- _Task directions_: Using the material that follows, identify and copy each line with the string "title".

- _Entries provided_:
■ ■ ■ ■

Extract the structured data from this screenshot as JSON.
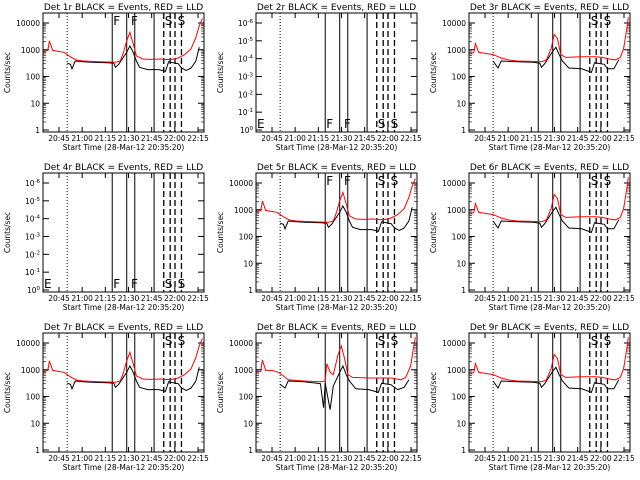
{
  "chart_data": [
    {
      "type": "line",
      "title": "Det 1r BLACK = Events, RED = LLD",
      "xlabel": "Start Time (28-Mar-12 20:35:20)",
      "ylabel": "Counts/sec",
      "scale": "log",
      "yticks": [
        "10000",
        "1000",
        "100",
        "10",
        "1"
      ],
      "ylim": [
        1,
        12000
      ],
      "xlim": [
        0,
        100
      ],
      "xticks": [
        "20:45",
        "21:00",
        "21:15",
        "21:30",
        "21:45",
        "22:00",
        "22:15"
      ],
      "flags": [
        "F",
        "F",
        "S",
        "S"
      ],
      "profile": "A",
      "series": [
        {
          "name": "BLACK",
          "color": "#000000"
        },
        {
          "name": "RED",
          "color": "#ff0000"
        }
      ]
    },
    {
      "type": "line",
      "title": "Det 2r BLACK = Events, RED = LLD",
      "xlabel": "Start Time (28-Mar-12 20:35:20)",
      "ylabel": "Counts/sec",
      "scale": "exp",
      "yticks": [
        "10^-6",
        "10^-5",
        "10^-4",
        "10^-3",
        "10^-2",
        "10^-1",
        "10^0"
      ],
      "xlim": [
        0,
        100
      ],
      "xticks": [
        "20:45",
        "21:00",
        "21:15",
        "21:30",
        "21:45",
        "22:00",
        "22:15"
      ],
      "flags": [
        "E",
        "F",
        "F",
        "S",
        "S"
      ],
      "profile": "none",
      "series": []
    },
    {
      "type": "line",
      "title": "Det 3r BLACK = Events, RED = LLD",
      "xlabel": "Start Time (28-Mar-12 20:35:20)",
      "ylabel": "Counts/sec",
      "scale": "log",
      "yticks": [
        "10000",
        "1000",
        "100",
        "10",
        "1"
      ],
      "ylim": [
        1,
        12000
      ],
      "xlim": [
        0,
        100
      ],
      "xticks": [
        "20:45",
        "21:00",
        "21:15",
        "21:30",
        "21:45",
        "22:00",
        "22:15"
      ],
      "flags": [
        "S",
        "S"
      ],
      "profile": "B",
      "series": [
        {
          "name": "BLACK",
          "color": "#000000"
        },
        {
          "name": "RED",
          "color": "#ff0000"
        }
      ]
    },
    {
      "type": "line",
      "title": "Det 4r BLACK = Events, RED = LLD",
      "xlabel": "Start Time (28-Mar-12 20:35:20)",
      "ylabel": "Counts/sec",
      "scale": "exp",
      "yticks": [
        "10^-6",
        "10^-5",
        "10^-4",
        "10^-3",
        "10^-2",
        "10^-1",
        "10^0"
      ],
      "xlim": [
        0,
        100
      ],
      "xticks": [
        "20:45",
        "21:00",
        "21:15",
        "21:30",
        "21:45",
        "22:00",
        "22:15"
      ],
      "flags": [
        "E",
        "F",
        "F",
        "S",
        "S"
      ],
      "profile": "none",
      "series": []
    },
    {
      "type": "line",
      "title": "Det 5r BLACK = Events, RED = LLD",
      "xlabel": "Start Time (28-Mar-12 20:35:20)",
      "ylabel": "Counts/sec",
      "scale": "log",
      "yticks": [
        "10000",
        "1000",
        "100",
        "10",
        "1"
      ],
      "ylim": [
        1,
        12000
      ],
      "xlim": [
        0,
        100
      ],
      "xticks": [
        "20:45",
        "21:00",
        "21:15",
        "21:30",
        "21:45",
        "22:00",
        "22:15"
      ],
      "flags": [
        "F",
        "F",
        "S",
        "S"
      ],
      "profile": "A",
      "series": [
        {
          "name": "BLACK",
          "color": "#000000"
        },
        {
          "name": "RED",
          "color": "#ff0000"
        }
      ]
    },
    {
      "type": "line",
      "title": "Det 6r BLACK = Events, RED = LLD",
      "xlabel": "Start Time (28-Mar-12 20:35:20)",
      "ylabel": "Counts/sec",
      "scale": "log",
      "yticks": [
        "10000",
        "1000",
        "100",
        "10",
        "1"
      ],
      "ylim": [
        1,
        12000
      ],
      "xlim": [
        0,
        100
      ],
      "xticks": [
        "20:45",
        "21:00",
        "21:15",
        "21:30",
        "21:45",
        "22:00",
        "22:15"
      ],
      "flags": [
        "S",
        "S"
      ],
      "profile": "B",
      "series": [
        {
          "name": "BLACK",
          "color": "#000000"
        },
        {
          "name": "RED",
          "color": "#ff0000"
        }
      ]
    },
    {
      "type": "line",
      "title": "Det 7r BLACK = Events, RED = LLD",
      "xlabel": "Start Time (28-Mar-12 20:35:20)",
      "ylabel": "Counts/sec",
      "scale": "log",
      "yticks": [
        "10000",
        "1000",
        "100",
        "10",
        "1"
      ],
      "ylim": [
        1,
        12000
      ],
      "xlim": [
        0,
        100
      ],
      "xticks": [
        "20:45",
        "21:00",
        "21:15",
        "21:30",
        "21:45",
        "22:00",
        "22:15"
      ],
      "flags": [
        "S",
        "S"
      ],
      "profile": "A",
      "series": [
        {
          "name": "BLACK",
          "color": "#000000"
        },
        {
          "name": "RED",
          "color": "#ff0000"
        }
      ]
    },
    {
      "type": "line",
      "title": "Det 8r BLACK = Events, RED = LLD",
      "xlabel": "Start Time (28-Mar-12 20:35:20)",
      "ylabel": "Counts/sec",
      "scale": "log",
      "yticks": [
        "10000",
        "1000",
        "100",
        "10",
        "1"
      ],
      "ylim": [
        1,
        12000
      ],
      "xlim": [
        0,
        100
      ],
      "xticks": [
        "20:45",
        "21:00",
        "21:15",
        "21:30",
        "21:45",
        "22:00",
        "22:15"
      ],
      "flags": [
        "S",
        "S"
      ],
      "profile": "C",
      "series": [
        {
          "name": "BLACK",
          "color": "#000000"
        },
        {
          "name": "RED",
          "color": "#ff0000"
        }
      ]
    },
    {
      "type": "line",
      "title": "Det 9r BLACK = Events, RED = LLD",
      "xlabel": "Start Time (28-Mar-12 20:35:20)",
      "ylabel": "Counts/sec",
      "scale": "log",
      "yticks": [
        "10000",
        "1000",
        "100",
        "10",
        "1"
      ],
      "ylim": [
        1,
        12000
      ],
      "xlim": [
        0,
        100
      ],
      "xticks": [
        "20:45",
        "21:00",
        "21:15",
        "21:30",
        "21:45",
        "22:00",
        "22:15"
      ],
      "flags": [
        "S",
        "S"
      ],
      "profile": "B",
      "series": [
        {
          "name": "BLACK",
          "color": "#000000"
        },
        {
          "name": "RED",
          "color": "#ff0000"
        }
      ]
    }
  ],
  "profiles": {
    "A": {
      "red": [
        [
          0,
          600
        ],
        [
          3,
          700
        ],
        [
          4,
          1500
        ],
        [
          6,
          700
        ],
        [
          9,
          650
        ],
        [
          13,
          600
        ],
        [
          17,
          420
        ],
        [
          21,
          320
        ],
        [
          25,
          300
        ],
        [
          30,
          290
        ],
        [
          35,
          280
        ],
        [
          45,
          270
        ],
        [
          48,
          300
        ],
        [
          50,
          600
        ],
        [
          52,
          1500
        ],
        [
          54,
          3000
        ],
        [
          56,
          1200
        ],
        [
          58,
          450
        ],
        [
          62,
          350
        ],
        [
          67,
          340
        ],
        [
          73,
          350
        ],
        [
          79,
          330
        ],
        [
          84,
          380
        ],
        [
          88,
          500
        ],
        [
          92,
          800
        ],
        [
          95,
          2000
        ],
        [
          97,
          5000
        ],
        [
          99,
          9000
        ]
      ],
      "black": [
        [
          15,
          250
        ],
        [
          17,
          230
        ],
        [
          18,
          160
        ],
        [
          20,
          300
        ],
        [
          25,
          280
        ],
        [
          30,
          270
        ],
        [
          40,
          260
        ],
        [
          44,
          250
        ],
        [
          45,
          180
        ],
        [
          47,
          230
        ],
        [
          52,
          600
        ],
        [
          54,
          1000
        ],
        [
          56,
          600
        ],
        [
          58,
          300
        ],
        [
          60,
          180
        ],
        [
          65,
          150
        ],
        [
          72,
          150
        ],
        [
          76,
          130
        ],
        [
          78,
          280
        ],
        [
          84,
          240
        ],
        [
          86,
          170
        ],
        [
          89,
          140
        ],
        [
          92,
          170
        ],
        [
          95,
          300
        ],
        [
          97,
          900
        ]
      ]
    },
    "B": {
      "red": [
        [
          0,
          500
        ],
        [
          3,
          600
        ],
        [
          4,
          1200
        ],
        [
          6,
          600
        ],
        [
          10,
          550
        ],
        [
          15,
          500
        ],
        [
          20,
          380
        ],
        [
          25,
          320
        ],
        [
          30,
          300
        ],
        [
          40,
          290
        ],
        [
          45,
          280
        ],
        [
          48,
          320
        ],
        [
          51,
          800
        ],
        [
          53,
          2500
        ],
        [
          55,
          1800
        ],
        [
          57,
          500
        ],
        [
          60,
          400
        ],
        [
          70,
          420
        ],
        [
          78,
          420
        ],
        [
          83,
          400
        ],
        [
          87,
          350
        ],
        [
          91,
          330
        ],
        [
          94,
          400
        ],
        [
          96,
          800
        ],
        [
          98,
          4000
        ],
        [
          99,
          10000
        ]
      ],
      "black": [
        [
          15,
          300
        ],
        [
          18,
          170
        ],
        [
          20,
          300
        ],
        [
          30,
          280
        ],
        [
          40,
          270
        ],
        [
          44,
          250
        ],
        [
          45,
          180
        ],
        [
          47,
          240
        ],
        [
          52,
          650
        ],
        [
          54,
          900
        ],
        [
          56,
          500
        ],
        [
          58,
          300
        ],
        [
          62,
          170
        ],
        [
          70,
          160
        ],
        [
          76,
          120
        ],
        [
          78,
          260
        ],
        [
          84,
          230
        ],
        [
          86,
          160
        ],
        [
          90,
          160
        ],
        [
          93,
          330
        ]
      ]
    },
    "C": {
      "red": [
        [
          0,
          600
        ],
        [
          3,
          650
        ],
        [
          4,
          1600
        ],
        [
          6,
          700
        ],
        [
          10,
          700
        ],
        [
          14,
          600
        ],
        [
          17,
          450
        ],
        [
          20,
          330
        ],
        [
          30,
          300
        ],
        [
          40,
          280
        ],
        [
          43,
          300
        ],
        [
          44,
          1200
        ],
        [
          46,
          600
        ],
        [
          48,
          500
        ],
        [
          51,
          2500
        ],
        [
          53,
          5000
        ],
        [
          55,
          1800
        ],
        [
          57,
          500
        ],
        [
          60,
          400
        ],
        [
          70,
          380
        ],
        [
          78,
          380
        ],
        [
          84,
          380
        ],
        [
          90,
          330
        ],
        [
          93,
          400
        ],
        [
          96,
          1000
        ],
        [
          98,
          5000
        ],
        [
          99,
          10000
        ]
      ],
      "black": [
        [
          15,
          230
        ],
        [
          18,
          170
        ],
        [
          20,
          300
        ],
        [
          30,
          280
        ],
        [
          38,
          250
        ],
        [
          40,
          240
        ],
        [
          42,
          35
        ],
        [
          43,
          250
        ],
        [
          46,
          30
        ],
        [
          48,
          200
        ],
        [
          52,
          600
        ],
        [
          54,
          1000
        ],
        [
          56,
          500
        ],
        [
          58,
          300
        ],
        [
          62,
          160
        ],
        [
          70,
          150
        ],
        [
          76,
          120
        ],
        [
          78,
          250
        ],
        [
          84,
          220
        ],
        [
          88,
          150
        ],
        [
          92,
          180
        ],
        [
          95,
          330
        ]
      ]
    }
  }
}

■ ■ ■ ■

- _Response to the exercise_:
      "title": "Det 1r BLACK = Events, RED = LLD",
      "title": "Det 2r BLACK = Events, RED = LLD",
      "title": "Det 3r BLACK = Events, RED = LLD",
      "title": "Det 4r BLACK = Events, RED = LLD",
      "title": "Det 5r BLACK = Events, RED = LLD",
      "title": "Det 6r BLACK = Events, RED = LLD",
      "title": "Det 7r BLACK = Events, RED = LLD",
      "title": "Det 8r BLACK = Events, RED = LLD",
      "title": "Det 9r BLACK = Events, RED = LLD",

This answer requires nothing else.